Selected extract ::
▽
Thoughts on a Cairo moment

The photo inset into this column has been around for many years. It made a reappearance recently, speeding through countless Internet connections in advance of the visit last month by Israeli Prime Minister Benjamin Netanyahu with U.S. President Barack Obama in Washington.

The message intended by the map-maker is quite unsubtle, as is the message intended by the people who sent it: to point out the stark contrast between the extent of the territory of the only sovereign Jewish state on Earth with the territory of the states that surround it in the rather overwhelmingly Muslim milieu of the Middle East.

The map therefore is quite useful and instructive for its own sake, because there are so many people who are simply unaware of Israel’s geographic size in relation to the size of its neighbours. In light of the obsession with the Jewish state in so many parts of the world and the frequent distortion of the news about Israel in those same parts of the world, this number is likely very large.

The heading on the map, “End the unjust Jewish occupation of Arab land,” is intended to be sarcastic precisely because of the gross asymmetry between the Jewish and Muslim territory in the Middle East.

The heading does indeed score a bull’s-eye in accurately framing the dimension of the geo-political situation of that region of the world.

But sarcasm is a poor weapon for Israel’s advocates, even if emotionally gratifying.

Moreover, even as gratification, it is a short-lived reward because the heading is inaccurate: the non-Jewish countries in the region – that is, all of them except Israel –  are indeed Muslim, but not all Arab.

Israel’s advocates must always be accurate in their advocacy. The facts of Israel’s case are the facts of history.

Far worse, however, is the fact that the sarcasm is irrelevant to the main argument of the anti-Israel advocates. The Arab land that they say Israel occupies is the land that belonged to the Palestinians. By Arab land, some people mean the West Bank; others mean all of Mandatory Palestine (that is, the Israel of today).  

Israel’s advocates must always be pertinent in their advocacy. The relevance of Israel’s case is the relevance of truth over falsehood.

It is therefore, with these Israel- advocacy rules in mind – accuracy and relevance – that U.S. President Barack Obama’s historic speech in Cairo last week must be measured.
△
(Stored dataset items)
▽
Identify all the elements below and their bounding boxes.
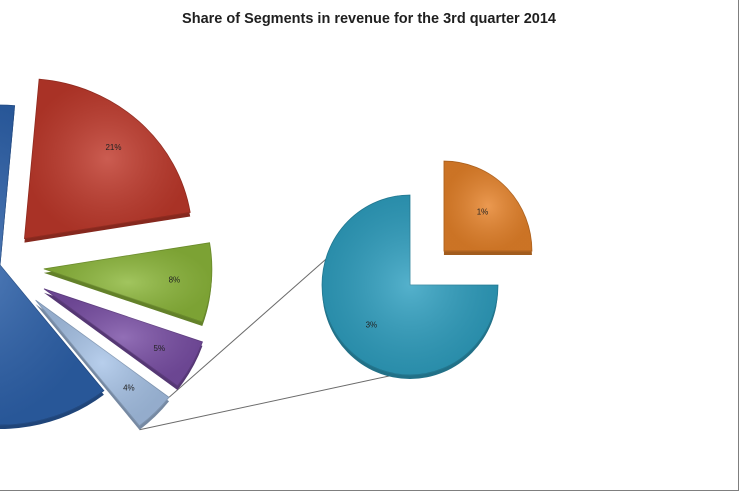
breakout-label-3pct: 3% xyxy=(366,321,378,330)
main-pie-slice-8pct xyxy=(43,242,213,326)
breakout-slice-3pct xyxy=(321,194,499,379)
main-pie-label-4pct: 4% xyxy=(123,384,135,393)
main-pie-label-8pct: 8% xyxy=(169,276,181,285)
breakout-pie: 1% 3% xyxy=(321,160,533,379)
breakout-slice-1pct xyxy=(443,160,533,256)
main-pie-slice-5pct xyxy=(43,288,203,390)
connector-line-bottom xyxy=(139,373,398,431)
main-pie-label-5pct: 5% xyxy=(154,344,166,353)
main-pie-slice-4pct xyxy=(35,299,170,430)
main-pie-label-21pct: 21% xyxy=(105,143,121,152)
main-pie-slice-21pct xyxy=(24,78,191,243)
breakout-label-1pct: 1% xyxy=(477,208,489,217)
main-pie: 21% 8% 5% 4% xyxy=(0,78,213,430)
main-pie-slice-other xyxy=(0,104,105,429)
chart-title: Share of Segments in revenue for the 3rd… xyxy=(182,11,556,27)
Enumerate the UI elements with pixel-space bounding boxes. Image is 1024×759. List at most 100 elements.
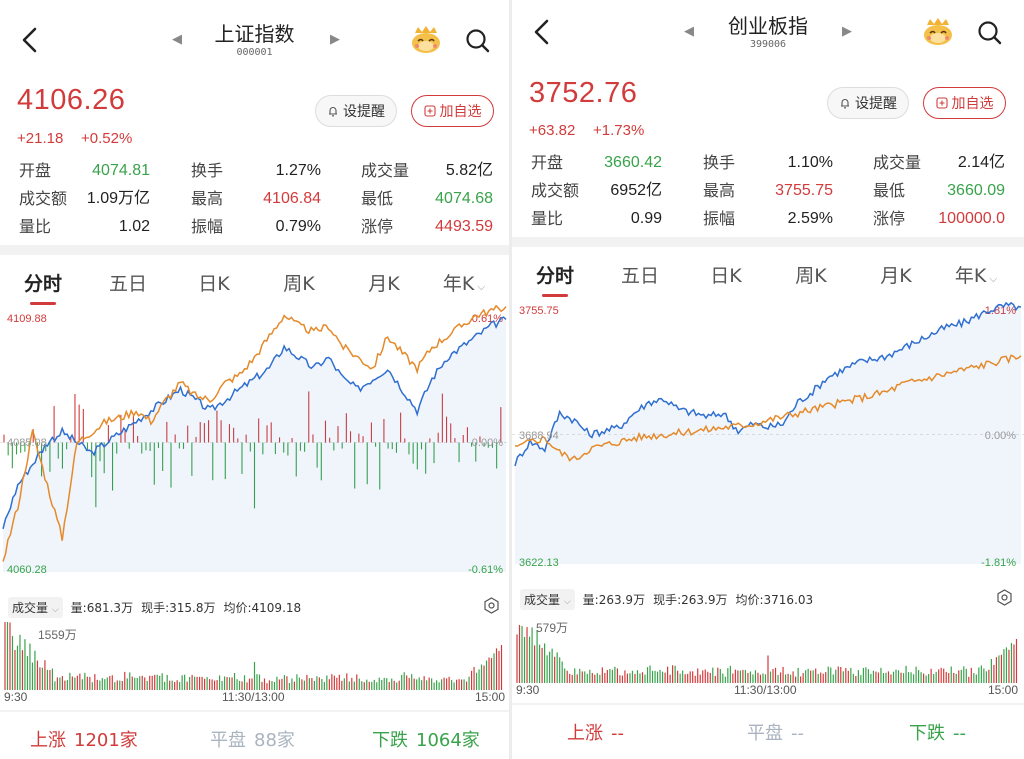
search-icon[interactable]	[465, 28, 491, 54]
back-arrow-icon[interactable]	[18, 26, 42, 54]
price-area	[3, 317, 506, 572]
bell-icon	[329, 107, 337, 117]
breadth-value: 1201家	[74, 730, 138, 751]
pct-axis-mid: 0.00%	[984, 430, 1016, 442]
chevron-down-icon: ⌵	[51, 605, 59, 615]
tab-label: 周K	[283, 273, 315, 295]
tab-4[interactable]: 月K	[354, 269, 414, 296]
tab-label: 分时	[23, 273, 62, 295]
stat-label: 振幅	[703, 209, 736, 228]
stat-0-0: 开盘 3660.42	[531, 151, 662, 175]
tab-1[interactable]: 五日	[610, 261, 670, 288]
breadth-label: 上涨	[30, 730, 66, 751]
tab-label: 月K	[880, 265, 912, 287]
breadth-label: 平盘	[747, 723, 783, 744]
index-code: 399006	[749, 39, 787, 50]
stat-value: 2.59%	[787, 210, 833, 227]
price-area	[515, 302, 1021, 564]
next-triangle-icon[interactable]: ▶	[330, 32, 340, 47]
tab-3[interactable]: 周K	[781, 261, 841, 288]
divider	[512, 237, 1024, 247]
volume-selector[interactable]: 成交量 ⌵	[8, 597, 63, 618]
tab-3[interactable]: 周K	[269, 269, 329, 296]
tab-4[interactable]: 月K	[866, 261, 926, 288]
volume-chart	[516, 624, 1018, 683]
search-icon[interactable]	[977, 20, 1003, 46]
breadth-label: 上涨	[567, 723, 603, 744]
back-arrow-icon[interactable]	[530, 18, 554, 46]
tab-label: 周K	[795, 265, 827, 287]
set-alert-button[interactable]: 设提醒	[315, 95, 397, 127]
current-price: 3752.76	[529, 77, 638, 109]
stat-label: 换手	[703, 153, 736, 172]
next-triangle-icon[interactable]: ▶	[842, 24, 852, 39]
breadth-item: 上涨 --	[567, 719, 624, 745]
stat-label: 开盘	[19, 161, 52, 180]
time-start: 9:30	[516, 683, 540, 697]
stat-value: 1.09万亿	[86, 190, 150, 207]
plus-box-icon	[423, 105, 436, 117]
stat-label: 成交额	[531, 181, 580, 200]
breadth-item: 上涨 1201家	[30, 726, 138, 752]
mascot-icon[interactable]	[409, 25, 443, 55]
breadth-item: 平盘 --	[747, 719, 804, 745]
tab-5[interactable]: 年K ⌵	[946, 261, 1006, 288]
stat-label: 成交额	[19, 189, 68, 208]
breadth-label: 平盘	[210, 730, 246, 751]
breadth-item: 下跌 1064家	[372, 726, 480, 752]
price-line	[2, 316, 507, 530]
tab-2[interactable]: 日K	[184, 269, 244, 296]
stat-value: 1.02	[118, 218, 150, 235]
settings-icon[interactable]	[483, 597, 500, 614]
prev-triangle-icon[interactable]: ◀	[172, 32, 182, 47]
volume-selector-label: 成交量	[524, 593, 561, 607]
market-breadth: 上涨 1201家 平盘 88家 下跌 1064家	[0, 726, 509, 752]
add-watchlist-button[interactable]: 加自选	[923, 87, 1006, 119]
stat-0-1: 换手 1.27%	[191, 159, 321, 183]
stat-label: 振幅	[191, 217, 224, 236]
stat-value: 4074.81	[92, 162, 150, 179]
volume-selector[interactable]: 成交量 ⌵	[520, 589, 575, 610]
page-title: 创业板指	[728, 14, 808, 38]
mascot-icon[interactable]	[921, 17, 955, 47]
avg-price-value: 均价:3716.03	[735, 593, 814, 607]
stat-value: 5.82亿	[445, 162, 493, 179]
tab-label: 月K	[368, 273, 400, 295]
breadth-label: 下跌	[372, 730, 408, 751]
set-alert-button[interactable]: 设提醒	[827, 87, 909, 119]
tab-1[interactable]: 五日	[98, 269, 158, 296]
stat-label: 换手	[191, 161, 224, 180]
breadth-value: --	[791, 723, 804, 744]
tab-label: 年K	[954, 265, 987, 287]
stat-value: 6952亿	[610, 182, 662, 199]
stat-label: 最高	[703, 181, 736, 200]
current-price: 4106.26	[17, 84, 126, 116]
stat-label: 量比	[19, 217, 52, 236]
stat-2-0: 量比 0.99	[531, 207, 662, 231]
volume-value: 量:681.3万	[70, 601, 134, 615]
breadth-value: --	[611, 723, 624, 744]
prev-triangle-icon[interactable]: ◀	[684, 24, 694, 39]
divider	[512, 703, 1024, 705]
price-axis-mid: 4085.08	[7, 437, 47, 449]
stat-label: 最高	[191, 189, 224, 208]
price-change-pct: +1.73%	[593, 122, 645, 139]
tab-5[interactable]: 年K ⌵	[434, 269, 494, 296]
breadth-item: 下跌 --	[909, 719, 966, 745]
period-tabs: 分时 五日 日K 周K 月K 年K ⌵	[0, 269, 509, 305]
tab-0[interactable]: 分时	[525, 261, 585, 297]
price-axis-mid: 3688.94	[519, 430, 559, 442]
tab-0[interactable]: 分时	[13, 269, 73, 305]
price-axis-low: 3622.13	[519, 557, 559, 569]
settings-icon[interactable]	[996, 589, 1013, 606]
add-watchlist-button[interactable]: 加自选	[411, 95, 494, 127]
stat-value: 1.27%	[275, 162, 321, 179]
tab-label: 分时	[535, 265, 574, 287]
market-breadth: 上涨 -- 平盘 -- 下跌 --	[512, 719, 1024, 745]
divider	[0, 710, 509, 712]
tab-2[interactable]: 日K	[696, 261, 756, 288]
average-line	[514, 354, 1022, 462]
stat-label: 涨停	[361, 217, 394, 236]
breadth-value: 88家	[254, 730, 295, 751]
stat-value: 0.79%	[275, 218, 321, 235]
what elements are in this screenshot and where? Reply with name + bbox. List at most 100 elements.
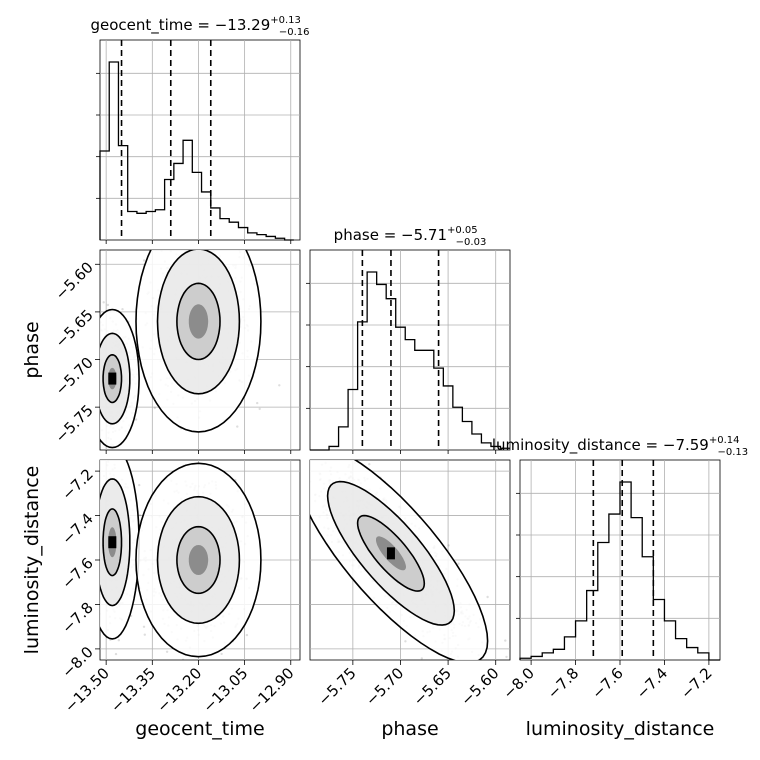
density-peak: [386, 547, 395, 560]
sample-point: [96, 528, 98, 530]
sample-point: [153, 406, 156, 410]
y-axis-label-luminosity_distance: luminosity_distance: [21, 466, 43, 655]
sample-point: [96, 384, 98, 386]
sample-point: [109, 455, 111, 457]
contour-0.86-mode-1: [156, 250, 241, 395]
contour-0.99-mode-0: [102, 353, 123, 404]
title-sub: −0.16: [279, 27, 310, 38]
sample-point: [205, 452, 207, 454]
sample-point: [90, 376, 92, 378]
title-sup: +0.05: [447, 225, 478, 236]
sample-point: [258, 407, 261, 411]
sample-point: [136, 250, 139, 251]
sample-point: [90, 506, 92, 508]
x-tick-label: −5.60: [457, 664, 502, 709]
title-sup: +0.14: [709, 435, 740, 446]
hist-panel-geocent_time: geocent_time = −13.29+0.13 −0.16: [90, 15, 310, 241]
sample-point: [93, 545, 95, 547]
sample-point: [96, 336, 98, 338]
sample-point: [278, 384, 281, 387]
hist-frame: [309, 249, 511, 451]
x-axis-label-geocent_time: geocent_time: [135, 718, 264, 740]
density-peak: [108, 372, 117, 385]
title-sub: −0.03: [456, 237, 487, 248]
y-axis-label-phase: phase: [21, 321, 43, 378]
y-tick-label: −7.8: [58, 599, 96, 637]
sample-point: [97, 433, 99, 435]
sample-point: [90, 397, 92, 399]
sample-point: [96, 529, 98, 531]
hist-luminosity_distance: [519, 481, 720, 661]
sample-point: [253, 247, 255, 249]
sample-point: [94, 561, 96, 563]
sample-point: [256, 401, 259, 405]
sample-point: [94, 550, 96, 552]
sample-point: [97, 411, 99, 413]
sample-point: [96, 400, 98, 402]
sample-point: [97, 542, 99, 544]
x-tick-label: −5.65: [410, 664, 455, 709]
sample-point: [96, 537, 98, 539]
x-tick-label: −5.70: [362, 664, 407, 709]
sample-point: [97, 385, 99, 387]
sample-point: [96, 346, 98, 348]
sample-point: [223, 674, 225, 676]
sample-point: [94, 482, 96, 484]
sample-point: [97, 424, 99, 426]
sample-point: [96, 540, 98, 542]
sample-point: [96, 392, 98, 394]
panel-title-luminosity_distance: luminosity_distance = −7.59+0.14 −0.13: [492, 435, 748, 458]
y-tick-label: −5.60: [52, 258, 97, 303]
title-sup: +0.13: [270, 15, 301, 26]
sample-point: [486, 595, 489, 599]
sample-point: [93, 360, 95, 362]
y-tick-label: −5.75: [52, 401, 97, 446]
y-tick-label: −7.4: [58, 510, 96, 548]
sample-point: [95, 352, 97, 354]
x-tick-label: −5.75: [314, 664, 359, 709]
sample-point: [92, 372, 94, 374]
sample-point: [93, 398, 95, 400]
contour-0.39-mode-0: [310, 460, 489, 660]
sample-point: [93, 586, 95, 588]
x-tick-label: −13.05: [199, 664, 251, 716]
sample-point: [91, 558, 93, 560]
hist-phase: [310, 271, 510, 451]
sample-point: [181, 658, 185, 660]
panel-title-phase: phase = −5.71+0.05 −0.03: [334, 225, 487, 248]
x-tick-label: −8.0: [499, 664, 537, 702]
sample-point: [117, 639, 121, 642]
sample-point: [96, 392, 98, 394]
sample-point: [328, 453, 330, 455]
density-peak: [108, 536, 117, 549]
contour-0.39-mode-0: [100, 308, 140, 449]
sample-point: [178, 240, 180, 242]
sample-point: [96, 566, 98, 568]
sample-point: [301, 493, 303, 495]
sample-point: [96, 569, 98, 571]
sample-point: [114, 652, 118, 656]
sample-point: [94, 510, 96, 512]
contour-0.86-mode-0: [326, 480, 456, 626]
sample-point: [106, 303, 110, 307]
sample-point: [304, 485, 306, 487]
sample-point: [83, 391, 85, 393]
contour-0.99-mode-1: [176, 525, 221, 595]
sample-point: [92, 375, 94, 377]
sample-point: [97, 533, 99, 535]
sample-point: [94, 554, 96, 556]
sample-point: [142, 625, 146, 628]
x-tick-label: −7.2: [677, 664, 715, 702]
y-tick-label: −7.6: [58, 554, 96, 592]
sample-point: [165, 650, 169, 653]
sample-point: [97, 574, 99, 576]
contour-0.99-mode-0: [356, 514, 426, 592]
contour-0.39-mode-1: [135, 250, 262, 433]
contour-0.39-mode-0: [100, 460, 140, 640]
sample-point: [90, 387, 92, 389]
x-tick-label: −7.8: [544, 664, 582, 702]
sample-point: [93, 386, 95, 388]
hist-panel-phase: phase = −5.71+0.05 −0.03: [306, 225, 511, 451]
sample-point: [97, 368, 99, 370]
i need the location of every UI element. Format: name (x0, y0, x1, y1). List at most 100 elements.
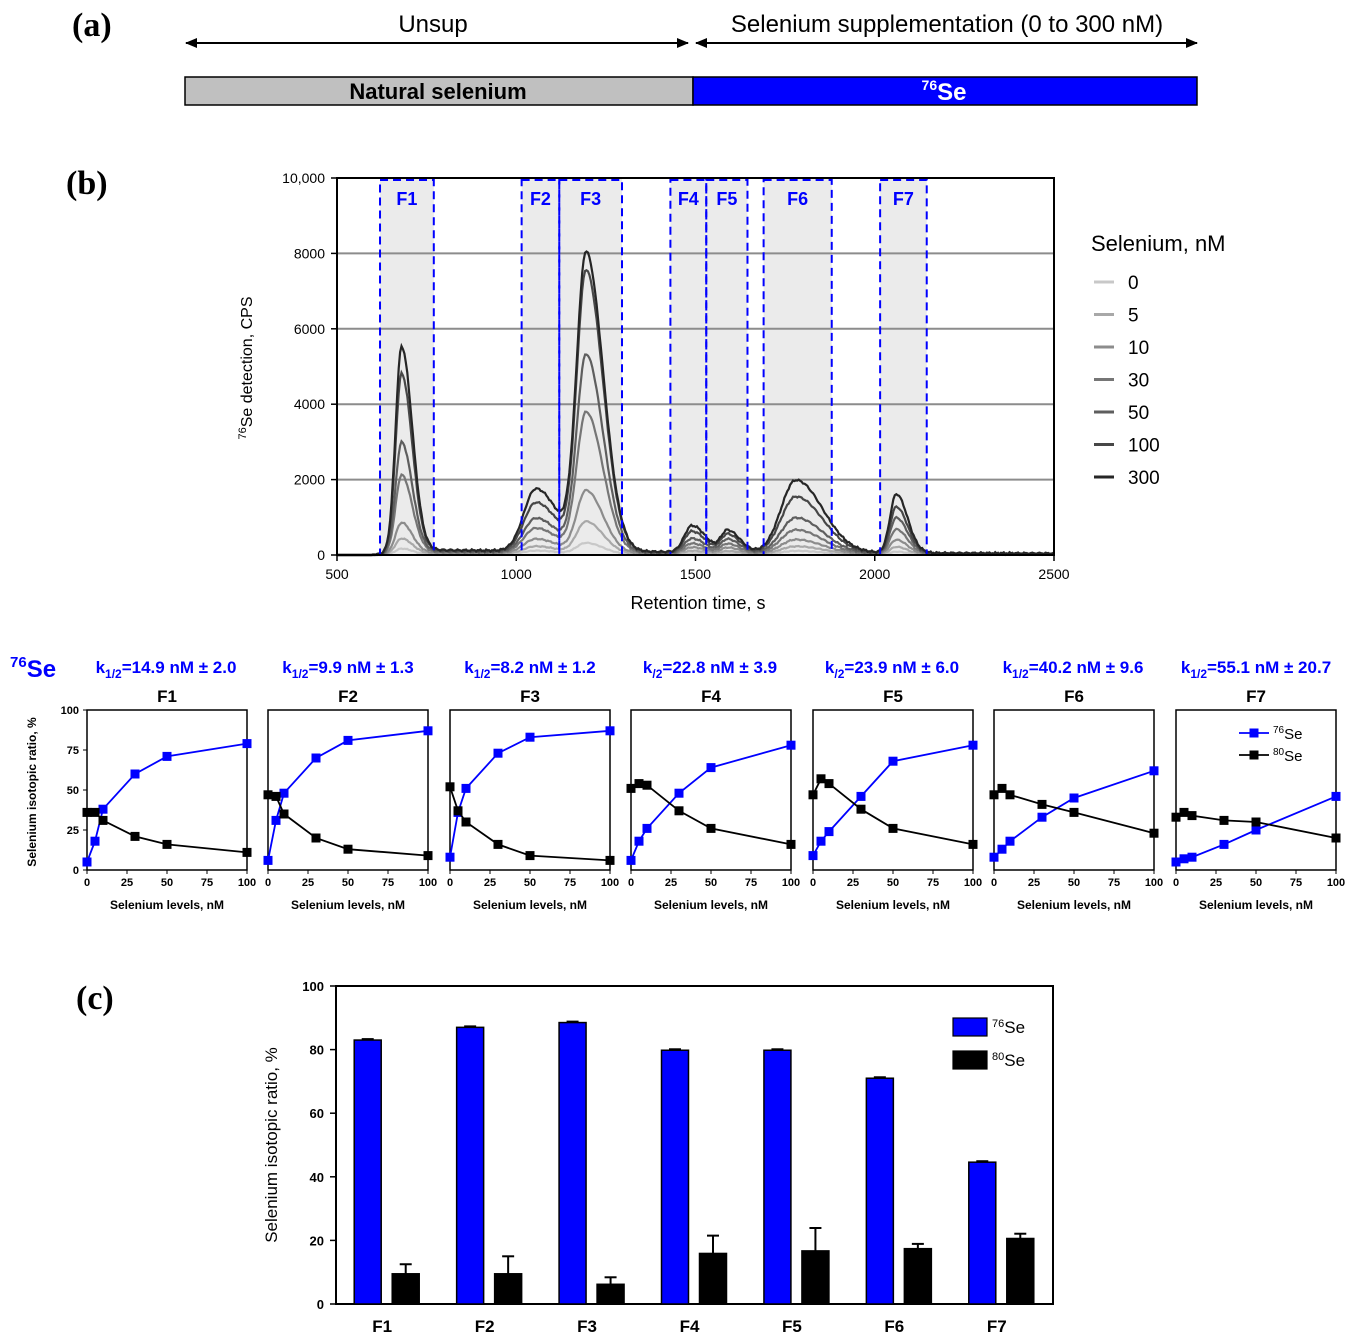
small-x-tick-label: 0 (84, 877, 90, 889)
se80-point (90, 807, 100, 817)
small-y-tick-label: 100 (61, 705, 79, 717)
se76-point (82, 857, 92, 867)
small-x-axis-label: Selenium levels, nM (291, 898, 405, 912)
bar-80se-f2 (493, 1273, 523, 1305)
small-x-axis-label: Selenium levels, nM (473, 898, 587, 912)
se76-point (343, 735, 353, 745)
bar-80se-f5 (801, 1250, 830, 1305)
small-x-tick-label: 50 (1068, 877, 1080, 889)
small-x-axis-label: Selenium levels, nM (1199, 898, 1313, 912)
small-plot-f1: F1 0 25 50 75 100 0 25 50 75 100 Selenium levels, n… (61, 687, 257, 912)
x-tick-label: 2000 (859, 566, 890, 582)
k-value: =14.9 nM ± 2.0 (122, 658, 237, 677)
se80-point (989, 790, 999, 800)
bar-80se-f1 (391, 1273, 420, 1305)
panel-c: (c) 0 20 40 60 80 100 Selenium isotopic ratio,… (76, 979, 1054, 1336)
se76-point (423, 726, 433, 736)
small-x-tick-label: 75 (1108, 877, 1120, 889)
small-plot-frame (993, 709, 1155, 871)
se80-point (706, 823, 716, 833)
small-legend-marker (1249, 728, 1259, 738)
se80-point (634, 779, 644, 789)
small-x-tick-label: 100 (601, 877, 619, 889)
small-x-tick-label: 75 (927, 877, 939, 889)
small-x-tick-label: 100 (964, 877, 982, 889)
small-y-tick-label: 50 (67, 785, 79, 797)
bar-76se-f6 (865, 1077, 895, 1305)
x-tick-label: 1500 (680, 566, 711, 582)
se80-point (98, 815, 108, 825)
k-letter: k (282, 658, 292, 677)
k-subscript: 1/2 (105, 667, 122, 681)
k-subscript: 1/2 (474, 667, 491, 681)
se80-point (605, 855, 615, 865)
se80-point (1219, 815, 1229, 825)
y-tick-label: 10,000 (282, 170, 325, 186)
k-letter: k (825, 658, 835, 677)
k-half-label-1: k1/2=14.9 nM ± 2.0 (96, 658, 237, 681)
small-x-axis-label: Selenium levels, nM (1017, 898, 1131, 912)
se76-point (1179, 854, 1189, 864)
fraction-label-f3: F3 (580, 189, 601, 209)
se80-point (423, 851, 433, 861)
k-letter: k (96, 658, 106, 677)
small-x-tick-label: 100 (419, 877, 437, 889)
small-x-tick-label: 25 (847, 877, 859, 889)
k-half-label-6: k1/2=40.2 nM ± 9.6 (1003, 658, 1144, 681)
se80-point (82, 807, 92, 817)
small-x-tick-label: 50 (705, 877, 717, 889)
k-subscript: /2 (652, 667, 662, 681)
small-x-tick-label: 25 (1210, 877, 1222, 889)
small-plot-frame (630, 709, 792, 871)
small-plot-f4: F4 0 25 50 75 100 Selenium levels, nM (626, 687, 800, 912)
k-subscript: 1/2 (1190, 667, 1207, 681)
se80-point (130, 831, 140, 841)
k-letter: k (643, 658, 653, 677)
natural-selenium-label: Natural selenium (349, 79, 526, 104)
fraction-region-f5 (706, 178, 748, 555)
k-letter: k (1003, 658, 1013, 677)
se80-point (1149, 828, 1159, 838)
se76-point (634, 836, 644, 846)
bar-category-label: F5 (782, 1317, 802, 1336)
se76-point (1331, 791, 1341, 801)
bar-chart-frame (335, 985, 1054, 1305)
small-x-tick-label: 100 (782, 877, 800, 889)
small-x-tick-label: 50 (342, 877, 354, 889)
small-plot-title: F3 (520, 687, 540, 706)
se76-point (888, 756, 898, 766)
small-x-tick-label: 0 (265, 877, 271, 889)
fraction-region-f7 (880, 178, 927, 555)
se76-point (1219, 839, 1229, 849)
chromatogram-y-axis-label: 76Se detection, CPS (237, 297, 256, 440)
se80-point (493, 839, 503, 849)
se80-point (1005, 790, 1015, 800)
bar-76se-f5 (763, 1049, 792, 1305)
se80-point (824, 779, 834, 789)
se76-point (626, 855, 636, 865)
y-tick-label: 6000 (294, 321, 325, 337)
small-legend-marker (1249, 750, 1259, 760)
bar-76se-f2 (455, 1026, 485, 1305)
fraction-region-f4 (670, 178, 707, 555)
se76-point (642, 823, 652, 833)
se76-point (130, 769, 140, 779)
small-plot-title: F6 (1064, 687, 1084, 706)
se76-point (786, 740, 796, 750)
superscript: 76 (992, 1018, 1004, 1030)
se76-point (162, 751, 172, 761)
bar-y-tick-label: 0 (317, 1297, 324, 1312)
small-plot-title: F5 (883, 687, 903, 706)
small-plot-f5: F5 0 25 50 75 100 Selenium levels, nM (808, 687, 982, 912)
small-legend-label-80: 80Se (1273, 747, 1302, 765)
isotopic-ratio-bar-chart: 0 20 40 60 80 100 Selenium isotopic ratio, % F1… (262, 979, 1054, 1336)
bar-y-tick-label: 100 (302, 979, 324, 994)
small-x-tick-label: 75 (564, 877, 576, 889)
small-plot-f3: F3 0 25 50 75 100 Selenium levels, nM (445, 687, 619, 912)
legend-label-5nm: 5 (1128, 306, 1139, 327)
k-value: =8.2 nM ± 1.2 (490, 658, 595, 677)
△
Task description ::
Answer these about the column on the Cairo moment above:
1. What heading appears on the map?
2. According to the column, why is that heading inaccurate?
3. Which two rules for Israel advocacy does the column name?

Written answer ::
1. "End the unjust Jewish occupation of Arab land."
2. The non-Jewish countries in the region are Muslim, but not all of them are Arab.
3. Accuracy and relevance.